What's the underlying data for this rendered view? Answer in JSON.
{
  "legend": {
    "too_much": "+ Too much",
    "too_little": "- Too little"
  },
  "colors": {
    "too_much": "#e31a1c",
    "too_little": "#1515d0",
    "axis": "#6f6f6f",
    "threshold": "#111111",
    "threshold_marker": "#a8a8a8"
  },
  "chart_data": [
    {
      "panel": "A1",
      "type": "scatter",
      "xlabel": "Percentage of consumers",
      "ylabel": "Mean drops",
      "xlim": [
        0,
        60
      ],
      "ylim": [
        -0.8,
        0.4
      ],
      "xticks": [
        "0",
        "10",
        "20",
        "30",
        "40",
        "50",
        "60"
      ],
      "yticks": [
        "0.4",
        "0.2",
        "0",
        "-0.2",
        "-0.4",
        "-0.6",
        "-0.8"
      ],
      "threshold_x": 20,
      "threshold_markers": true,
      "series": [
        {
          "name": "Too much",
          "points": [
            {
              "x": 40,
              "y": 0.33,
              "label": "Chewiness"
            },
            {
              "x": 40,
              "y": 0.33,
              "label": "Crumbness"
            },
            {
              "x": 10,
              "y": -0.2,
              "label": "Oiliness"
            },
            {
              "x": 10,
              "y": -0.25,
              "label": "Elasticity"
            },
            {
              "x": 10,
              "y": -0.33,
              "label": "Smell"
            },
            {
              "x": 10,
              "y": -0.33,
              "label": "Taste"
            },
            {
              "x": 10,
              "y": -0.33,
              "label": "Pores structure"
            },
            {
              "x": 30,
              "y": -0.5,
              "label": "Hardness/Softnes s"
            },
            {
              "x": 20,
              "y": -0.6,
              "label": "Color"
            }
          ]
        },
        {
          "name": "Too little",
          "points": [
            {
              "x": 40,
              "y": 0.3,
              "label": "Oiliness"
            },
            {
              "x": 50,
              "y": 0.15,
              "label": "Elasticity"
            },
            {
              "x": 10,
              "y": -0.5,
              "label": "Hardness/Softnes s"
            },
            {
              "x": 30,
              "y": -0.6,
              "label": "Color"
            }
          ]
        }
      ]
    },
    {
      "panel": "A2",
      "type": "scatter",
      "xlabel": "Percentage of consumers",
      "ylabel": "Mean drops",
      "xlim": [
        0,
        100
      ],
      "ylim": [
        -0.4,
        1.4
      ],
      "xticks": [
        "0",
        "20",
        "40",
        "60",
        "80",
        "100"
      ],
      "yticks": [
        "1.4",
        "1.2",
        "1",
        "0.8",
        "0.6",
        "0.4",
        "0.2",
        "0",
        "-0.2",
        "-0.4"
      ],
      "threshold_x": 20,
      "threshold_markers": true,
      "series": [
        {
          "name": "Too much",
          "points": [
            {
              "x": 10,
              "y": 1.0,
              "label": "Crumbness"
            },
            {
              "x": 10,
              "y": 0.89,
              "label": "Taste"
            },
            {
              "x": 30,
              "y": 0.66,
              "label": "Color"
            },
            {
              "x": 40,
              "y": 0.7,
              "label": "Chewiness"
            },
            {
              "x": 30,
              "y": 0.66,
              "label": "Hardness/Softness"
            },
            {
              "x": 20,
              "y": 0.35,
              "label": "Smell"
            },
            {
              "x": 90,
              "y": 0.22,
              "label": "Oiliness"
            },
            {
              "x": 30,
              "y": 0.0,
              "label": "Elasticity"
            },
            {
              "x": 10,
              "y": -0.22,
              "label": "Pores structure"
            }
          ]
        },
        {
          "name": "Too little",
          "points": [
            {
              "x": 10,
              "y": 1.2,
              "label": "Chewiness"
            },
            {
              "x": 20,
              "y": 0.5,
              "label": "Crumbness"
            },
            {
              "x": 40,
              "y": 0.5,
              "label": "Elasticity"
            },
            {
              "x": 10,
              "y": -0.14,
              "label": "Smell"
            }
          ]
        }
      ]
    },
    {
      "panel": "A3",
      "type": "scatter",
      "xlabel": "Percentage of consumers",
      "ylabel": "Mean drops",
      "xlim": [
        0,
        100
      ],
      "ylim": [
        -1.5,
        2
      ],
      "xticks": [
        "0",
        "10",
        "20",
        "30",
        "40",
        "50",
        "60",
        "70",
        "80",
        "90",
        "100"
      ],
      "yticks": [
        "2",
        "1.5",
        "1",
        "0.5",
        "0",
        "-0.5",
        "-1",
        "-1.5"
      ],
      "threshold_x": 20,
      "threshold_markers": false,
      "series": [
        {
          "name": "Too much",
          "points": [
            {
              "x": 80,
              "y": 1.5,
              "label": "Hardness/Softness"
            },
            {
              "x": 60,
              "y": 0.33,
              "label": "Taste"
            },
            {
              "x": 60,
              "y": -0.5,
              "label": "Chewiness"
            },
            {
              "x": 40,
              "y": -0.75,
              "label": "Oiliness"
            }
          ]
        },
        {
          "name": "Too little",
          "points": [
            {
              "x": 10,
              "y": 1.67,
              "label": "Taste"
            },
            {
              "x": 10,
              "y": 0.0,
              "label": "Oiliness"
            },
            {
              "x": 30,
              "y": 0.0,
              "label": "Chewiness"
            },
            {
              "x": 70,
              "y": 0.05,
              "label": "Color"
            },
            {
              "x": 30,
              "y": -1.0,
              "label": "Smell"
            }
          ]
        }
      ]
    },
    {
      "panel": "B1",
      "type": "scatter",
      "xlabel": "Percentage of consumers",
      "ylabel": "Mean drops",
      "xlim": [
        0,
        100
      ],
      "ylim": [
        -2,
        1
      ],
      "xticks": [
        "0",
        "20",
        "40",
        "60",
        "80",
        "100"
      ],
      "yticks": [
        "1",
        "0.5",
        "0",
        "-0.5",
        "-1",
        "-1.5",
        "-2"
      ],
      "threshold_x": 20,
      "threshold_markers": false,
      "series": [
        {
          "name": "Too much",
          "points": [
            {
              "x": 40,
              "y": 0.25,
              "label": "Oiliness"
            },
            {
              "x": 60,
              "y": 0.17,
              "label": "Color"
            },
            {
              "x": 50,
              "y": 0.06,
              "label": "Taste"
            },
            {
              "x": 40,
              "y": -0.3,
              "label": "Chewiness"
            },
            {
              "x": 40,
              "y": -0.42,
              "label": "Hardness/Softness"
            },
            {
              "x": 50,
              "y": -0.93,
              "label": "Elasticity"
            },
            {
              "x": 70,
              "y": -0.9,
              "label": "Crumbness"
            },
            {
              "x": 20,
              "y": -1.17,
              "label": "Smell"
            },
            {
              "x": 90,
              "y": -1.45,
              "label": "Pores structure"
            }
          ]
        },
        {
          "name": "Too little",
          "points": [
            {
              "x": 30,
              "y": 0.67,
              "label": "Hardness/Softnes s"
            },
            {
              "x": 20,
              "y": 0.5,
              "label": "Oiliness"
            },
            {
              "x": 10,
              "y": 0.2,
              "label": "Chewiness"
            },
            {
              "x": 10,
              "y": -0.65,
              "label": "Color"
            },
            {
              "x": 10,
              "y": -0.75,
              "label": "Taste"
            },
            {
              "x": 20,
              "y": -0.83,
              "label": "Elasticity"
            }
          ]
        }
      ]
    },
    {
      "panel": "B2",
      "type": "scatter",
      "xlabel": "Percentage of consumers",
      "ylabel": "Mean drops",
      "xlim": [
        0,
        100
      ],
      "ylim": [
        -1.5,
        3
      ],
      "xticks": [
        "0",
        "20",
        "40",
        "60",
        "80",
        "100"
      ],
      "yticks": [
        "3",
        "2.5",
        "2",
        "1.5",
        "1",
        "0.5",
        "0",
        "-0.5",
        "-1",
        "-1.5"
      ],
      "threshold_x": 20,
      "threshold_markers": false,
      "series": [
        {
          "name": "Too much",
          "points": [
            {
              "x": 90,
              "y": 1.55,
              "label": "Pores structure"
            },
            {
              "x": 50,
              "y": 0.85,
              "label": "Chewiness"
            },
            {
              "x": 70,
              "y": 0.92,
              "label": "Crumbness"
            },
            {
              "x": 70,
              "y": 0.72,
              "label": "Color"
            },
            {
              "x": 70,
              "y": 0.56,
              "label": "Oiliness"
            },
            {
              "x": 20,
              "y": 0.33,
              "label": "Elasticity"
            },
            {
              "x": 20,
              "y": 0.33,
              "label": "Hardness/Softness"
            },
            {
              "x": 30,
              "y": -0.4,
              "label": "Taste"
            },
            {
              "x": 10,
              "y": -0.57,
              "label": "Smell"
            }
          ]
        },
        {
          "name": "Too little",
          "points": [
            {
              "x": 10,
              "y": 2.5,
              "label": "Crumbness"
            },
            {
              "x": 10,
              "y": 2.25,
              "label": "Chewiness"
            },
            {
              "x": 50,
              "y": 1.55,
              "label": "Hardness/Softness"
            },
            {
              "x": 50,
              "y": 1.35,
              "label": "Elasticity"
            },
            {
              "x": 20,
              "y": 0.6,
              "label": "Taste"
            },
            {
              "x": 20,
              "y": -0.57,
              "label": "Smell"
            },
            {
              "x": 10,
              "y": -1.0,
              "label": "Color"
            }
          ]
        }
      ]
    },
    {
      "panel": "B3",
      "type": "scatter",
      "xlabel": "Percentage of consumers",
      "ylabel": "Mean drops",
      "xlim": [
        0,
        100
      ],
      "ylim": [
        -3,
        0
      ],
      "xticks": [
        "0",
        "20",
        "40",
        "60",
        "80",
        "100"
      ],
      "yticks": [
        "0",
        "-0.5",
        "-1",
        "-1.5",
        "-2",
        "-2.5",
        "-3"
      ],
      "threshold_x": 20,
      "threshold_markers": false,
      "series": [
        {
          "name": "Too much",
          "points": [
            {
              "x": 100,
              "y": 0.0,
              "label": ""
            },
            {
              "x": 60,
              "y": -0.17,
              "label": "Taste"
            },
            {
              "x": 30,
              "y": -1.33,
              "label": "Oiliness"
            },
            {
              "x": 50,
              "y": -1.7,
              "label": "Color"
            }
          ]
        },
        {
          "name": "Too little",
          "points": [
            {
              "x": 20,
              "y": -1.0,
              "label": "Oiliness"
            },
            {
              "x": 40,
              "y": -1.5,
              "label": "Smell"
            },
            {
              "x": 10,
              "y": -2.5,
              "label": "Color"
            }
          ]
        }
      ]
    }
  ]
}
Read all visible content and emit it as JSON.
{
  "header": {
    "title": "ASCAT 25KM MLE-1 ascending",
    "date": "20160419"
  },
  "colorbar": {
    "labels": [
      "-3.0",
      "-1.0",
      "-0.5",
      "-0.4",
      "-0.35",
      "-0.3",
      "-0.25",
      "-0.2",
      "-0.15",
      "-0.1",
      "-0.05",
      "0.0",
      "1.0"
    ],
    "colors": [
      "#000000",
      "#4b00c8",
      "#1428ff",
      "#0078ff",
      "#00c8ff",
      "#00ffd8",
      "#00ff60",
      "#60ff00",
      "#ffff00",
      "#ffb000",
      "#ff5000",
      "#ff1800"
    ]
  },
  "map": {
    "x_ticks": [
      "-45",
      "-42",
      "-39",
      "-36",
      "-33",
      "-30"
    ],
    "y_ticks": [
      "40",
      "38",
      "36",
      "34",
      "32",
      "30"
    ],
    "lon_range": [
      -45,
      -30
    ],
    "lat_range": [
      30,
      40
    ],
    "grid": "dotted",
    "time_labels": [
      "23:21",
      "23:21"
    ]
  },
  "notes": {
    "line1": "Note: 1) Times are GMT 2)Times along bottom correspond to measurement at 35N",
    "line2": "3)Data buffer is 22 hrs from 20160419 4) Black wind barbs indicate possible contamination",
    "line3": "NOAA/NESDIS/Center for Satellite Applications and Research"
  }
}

EXERCISE: Starting at the line that contains "Read all visible content and emit it as JSON.", copy each line exactly through the end of the listing above. Include that first line and the last one, and add nothing.

EXERCISE OUTPUT:
Read all visible content and emit it as JSON.
{
  "header": {
    "title": "ASCAT 25KM MLE-1 ascending",
    "date": "20160419"
  },
  "colorbar": {
    "labels": [
      "-3.0",
      "-1.0",
      "-0.5",
      "-0.4",
      "-0.35",
      "-0.3",
      "-0.25",
      "-0.2",
      "-0.15",
      "-0.1",
      "-0.05",
      "0.0",
      "1.0"
    ],
    "colors": [
      "#000000",
      "#4b00c8",
      "#1428ff",
      "#0078ff",
      "#00c8ff",
      "#00ffd8",
      "#00ff60",
      "#60ff00",
      "#ffff00",
      "#ffb000",
      "#ff5000",
      "#ff1800"
    ]
  },
  "map": {
    "x_ticks": [
      "-45",
      "-42",
      "-39",
      "-36",
      "-33",
      "-30"
    ],
    "y_ticks": [
      "40",
      "38",
      "36",
      "34",
      "32",
      "30"
    ],
    "lon_range": [
      -45,
      -30
    ],
    "lat_range": [
      30,
      40
    ],
    "grid": "dotted",
    "time_labels": [
      "23:21",
      "23:21"
    ]
  },
  "notes": {
    "line1": "Note: 1) Times are GMT 2)Times along bottom correspond to measurement at 35N",
    "line2": "3)Data buffer is 22 hrs from 20160419 4) Black wind barbs indicate possible contamination",
    "line3": "NOAA/NESDIS/Center for Satellite Applications and Research"
  }
}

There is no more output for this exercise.